Directive =
Pick up the article below about the Crass remix project and the anarcho punk scene, and keep writing it from its last sentence.

Text =
········

Alice Nutter regards the time when she was involved in anarcho punk as “probably the most formative period of my life. I’m not a teddy boy, reliving that point in my life forever. But I just met a different type of person and my life went a different way.”

Could you not say the same about Vague?

“Yeah, but it didn’t have the same creative effect on me,” says Alice. “The Vague thing was more about drugs and fashion. And I liked fashion, you know, I still like fashion. I did like drugs. But it didn’t make me want to get up in a morning and start making things and doing stuff.”

“We were a really industrious bunch – and I’m not just talking about Chumbawamba. Everyone on that anarcho scene was churning fanzines out, doing stuff. People would go out to their first gig and by their second gig they’d be doing a fanzine and interviewing the bands.”

Alice thinks the remix project is “a really good idea. In a way, Crass have been written out of history. You see all these programmes about the late 70s and early 80s and they never feature. They were huge. They changed so many young people’s lives. They turned people towards politics that wouldn’t have gone that way otherwise.”

“I think if someone can find something in Crass – and I won’t even say relevant to now – that sounds fantastic or is pushing the boundaries, then go for it. As long as it’s not just more of the same. If it’s a creative project, whether it’s good or bad, and people have got the chance to use their stuff, I think it’s a good idea.

“My thing with Crass is, they never took any money for it. And they nearly lost the house. And I was just thinking, I wish they’d just took some money from the records. Seriously. There’s no shame in it. It’s hard enough to have a creative life and if you can make a living from doing creative stuff, you should.

“Obviously, it’s a good thing that they’re doing this for Refuge but in a way I don’t care that they’re doing it for Refuge. I’m not saying that because I don’t give money to charities, because I do. What I’m saying is, if they wanted to use that old stuff to create something new with some new people and make allies – because that’s a really important thing in life – then great.”

Choci hasn’t heard any of the remixes but is broadly supportive of the idea of Crass being remixed for today:

“Yeah, why not?” he says. “The message they were sending then is as relevant today. Everyone’s getting remixed. Take That have got remixed – I’m joking. But is the political climate that different? The Thatcherite 80s and the Boris 20s? Crass are still relevant, definitely.”

Matt Grimes downloaded the stems and then sat on them for the best part of a year before he found the time to actually do anything with them.

········

Supplied records =

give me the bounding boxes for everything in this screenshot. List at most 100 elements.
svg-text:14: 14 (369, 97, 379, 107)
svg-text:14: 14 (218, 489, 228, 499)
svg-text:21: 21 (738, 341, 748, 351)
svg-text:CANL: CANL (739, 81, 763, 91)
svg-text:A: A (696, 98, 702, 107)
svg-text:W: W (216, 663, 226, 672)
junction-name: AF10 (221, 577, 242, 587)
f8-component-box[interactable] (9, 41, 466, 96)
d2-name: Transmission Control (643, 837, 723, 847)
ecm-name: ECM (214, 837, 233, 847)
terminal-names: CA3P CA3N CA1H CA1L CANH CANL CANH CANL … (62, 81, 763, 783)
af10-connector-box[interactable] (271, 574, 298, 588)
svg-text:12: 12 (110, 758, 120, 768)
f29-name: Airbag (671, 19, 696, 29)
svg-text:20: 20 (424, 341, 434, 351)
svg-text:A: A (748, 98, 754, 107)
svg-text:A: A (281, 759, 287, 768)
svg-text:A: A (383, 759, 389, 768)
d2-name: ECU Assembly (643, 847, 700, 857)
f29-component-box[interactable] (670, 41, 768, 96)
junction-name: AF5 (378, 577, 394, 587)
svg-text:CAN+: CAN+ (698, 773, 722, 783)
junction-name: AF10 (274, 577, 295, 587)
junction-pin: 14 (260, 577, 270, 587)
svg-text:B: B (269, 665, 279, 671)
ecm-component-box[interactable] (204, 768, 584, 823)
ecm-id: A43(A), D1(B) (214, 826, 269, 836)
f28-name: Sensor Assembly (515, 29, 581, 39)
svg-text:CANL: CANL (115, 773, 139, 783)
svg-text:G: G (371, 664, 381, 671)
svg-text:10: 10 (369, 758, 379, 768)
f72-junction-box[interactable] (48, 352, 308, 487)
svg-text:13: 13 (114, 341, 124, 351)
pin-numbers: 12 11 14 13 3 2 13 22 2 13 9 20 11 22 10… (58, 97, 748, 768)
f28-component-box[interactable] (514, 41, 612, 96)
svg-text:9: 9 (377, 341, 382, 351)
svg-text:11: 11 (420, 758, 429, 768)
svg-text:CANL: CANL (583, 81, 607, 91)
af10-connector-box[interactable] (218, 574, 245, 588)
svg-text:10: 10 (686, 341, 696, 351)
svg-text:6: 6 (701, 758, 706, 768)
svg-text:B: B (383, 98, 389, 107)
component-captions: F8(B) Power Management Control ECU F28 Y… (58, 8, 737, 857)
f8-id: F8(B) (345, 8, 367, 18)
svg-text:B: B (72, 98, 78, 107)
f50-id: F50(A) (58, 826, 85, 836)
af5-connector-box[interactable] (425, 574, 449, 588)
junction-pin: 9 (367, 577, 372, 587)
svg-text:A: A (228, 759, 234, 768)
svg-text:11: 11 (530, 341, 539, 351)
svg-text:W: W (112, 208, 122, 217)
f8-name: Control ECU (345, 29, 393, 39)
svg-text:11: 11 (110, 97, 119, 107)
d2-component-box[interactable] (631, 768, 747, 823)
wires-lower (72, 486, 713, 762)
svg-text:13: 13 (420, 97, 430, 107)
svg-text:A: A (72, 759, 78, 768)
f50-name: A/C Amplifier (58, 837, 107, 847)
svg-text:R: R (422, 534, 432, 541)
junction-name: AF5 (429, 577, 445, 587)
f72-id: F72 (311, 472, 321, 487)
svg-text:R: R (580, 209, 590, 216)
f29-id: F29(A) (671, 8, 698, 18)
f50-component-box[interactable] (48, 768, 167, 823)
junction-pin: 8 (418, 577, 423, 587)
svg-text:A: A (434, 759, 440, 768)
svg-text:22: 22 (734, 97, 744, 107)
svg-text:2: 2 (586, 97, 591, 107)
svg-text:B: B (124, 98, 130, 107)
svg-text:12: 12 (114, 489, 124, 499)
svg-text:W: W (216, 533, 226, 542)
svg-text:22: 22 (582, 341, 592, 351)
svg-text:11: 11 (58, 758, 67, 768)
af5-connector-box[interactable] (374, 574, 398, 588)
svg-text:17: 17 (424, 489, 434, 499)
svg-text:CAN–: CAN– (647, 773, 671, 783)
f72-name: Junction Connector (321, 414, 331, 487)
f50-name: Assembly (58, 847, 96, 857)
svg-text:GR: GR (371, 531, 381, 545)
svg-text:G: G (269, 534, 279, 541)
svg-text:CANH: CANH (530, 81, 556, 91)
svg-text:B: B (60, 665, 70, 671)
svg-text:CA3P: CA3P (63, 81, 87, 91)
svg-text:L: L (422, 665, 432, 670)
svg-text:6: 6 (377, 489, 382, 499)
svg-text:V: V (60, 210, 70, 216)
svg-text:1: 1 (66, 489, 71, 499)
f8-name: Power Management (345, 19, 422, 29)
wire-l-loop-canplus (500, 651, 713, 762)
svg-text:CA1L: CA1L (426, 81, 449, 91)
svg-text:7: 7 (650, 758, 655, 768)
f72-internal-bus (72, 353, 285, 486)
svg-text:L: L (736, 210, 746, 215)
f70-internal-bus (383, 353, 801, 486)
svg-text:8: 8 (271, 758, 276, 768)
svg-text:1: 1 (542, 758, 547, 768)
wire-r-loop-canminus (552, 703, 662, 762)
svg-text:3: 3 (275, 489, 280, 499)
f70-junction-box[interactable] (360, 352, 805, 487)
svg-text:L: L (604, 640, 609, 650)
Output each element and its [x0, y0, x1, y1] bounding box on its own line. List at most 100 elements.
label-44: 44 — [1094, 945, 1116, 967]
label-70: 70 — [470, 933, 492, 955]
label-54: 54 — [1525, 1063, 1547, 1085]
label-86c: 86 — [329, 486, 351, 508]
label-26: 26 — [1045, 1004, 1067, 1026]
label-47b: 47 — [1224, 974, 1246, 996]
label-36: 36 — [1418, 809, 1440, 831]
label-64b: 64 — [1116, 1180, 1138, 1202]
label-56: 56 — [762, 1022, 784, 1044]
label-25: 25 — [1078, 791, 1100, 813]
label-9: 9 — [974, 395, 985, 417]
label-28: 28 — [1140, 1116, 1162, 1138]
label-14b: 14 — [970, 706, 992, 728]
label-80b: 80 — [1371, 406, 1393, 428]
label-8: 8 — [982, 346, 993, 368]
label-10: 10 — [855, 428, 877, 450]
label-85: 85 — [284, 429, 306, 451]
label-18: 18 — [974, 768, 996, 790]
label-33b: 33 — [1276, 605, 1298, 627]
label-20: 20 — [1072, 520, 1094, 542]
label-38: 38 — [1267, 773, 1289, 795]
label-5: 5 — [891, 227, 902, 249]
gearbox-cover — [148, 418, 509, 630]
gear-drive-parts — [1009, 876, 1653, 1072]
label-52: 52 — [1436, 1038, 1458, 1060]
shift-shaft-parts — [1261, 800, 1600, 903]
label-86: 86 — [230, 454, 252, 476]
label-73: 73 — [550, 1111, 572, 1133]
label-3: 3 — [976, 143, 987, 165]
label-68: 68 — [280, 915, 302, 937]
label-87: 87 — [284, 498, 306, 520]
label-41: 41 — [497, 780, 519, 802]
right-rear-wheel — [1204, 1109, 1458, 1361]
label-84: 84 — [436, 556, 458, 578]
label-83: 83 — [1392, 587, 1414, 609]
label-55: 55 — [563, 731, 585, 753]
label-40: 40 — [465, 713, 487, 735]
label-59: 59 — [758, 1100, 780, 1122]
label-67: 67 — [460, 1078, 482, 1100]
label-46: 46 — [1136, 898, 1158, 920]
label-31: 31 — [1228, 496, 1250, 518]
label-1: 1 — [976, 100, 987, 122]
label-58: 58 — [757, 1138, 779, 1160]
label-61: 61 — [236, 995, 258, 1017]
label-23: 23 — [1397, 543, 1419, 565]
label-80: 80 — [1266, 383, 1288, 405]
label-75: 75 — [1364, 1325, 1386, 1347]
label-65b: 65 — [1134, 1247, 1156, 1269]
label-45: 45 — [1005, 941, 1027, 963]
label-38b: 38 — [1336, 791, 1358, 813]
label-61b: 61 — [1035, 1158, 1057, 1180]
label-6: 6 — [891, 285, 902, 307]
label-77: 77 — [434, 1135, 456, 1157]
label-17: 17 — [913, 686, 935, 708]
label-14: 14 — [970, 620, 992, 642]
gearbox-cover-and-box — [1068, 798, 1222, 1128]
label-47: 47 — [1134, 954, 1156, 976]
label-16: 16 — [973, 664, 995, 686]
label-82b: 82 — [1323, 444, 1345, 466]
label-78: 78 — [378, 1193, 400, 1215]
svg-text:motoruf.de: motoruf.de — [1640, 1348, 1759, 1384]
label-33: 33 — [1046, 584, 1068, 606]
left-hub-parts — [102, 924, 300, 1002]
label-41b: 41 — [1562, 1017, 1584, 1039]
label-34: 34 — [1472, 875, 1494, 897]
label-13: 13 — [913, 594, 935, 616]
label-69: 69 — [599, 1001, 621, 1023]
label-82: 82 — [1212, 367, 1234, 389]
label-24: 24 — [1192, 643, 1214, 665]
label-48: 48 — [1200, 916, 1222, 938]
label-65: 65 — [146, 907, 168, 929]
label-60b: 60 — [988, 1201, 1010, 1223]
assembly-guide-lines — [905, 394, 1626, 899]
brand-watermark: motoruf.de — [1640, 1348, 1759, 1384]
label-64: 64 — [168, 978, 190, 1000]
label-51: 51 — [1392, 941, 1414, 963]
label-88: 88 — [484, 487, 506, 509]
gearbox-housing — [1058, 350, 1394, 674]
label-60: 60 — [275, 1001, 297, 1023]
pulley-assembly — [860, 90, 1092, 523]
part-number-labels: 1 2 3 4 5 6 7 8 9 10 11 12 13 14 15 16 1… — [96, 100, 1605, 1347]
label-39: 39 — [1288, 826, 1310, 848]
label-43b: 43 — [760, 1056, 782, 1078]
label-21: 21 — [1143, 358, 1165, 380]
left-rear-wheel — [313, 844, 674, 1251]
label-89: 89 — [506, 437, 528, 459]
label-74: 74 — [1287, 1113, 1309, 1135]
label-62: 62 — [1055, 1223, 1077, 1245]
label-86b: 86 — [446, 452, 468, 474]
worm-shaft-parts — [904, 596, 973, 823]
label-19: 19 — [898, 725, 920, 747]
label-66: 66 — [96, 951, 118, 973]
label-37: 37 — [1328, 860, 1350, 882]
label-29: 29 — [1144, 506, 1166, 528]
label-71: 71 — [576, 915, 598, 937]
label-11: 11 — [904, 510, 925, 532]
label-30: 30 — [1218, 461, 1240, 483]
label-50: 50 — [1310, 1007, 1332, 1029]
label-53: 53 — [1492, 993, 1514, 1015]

········

Task result =
His Banned from Berghain remix is, he says, about “trying to maintain some of that anarcho-punk spirit by having a dig at how commercialised tekno has become with clubs such as Bergain in Berlin having ridiculous door policies, over-priced entry fees and ego-ridden DJs – that points towards tekno becoming something for the trendy middle classes.”

I like his style very much. While Matt doesn’t have a problem with the remix project per se, he’s not hugely impressed with what he’s heard of the results so far (which at that time didn’t include Bloody Beetroots, Commoners Choir or Youth’s remixes).

“One of the things that I loved about Crass was that they didn’t follow any particular musical dogma,” says Matt. “They were very experimental in terms of how they presented their work. Whereas bands like Conflict, there was a recipe.”

Given Penny’s interest in free form jazz and experimental music, Matt reckons the stuff coming back from the people who remixed Feeding, commissioned and otherwise, isn’t particularly experimental. But, ultimately, he is into the general idea of Crass being remixed.  

“I’ve looked on a few of the Crass Facebook pages and there are some real puritans out there who are throwing up their hands in horror about someone doing this to ‘their’ music,” he adds. “What they have to remember is, it’s not their music. It’s anyone’s music. But there’s this idea you’re somehow turning it into a horror show, it’s spoiling the legacy.”

“Fuck that! The fact that they’re out there to be used is an absolute testament to their legacy.”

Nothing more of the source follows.